◆ What you have to do
Keep only the lines of the data below that contain "Windows", and copy them.

▼▼▼

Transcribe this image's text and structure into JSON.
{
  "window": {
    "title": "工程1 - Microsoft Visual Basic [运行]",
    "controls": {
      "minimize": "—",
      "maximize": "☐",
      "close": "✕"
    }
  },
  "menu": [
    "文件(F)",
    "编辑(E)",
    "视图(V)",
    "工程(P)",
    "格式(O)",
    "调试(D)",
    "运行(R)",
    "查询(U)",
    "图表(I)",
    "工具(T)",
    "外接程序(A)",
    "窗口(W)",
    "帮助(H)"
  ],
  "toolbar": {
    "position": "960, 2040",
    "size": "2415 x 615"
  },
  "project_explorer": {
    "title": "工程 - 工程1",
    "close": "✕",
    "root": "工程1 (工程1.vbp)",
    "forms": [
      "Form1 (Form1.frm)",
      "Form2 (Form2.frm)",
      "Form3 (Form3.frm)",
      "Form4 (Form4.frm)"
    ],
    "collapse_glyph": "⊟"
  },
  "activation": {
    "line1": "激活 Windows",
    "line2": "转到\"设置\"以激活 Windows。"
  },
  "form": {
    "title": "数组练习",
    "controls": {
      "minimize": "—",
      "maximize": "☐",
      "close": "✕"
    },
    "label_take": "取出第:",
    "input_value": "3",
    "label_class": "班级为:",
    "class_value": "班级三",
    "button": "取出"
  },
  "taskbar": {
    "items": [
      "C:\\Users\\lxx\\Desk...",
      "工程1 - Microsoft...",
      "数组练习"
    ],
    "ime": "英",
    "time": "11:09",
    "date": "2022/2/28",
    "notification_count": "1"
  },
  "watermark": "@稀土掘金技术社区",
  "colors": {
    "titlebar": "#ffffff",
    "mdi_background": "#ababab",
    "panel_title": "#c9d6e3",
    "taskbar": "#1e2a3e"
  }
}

▲▲▲

◆ Complete response
    "line1": "激活 Windows",
    "line2": "转到\"设置\"以激活 Windows。"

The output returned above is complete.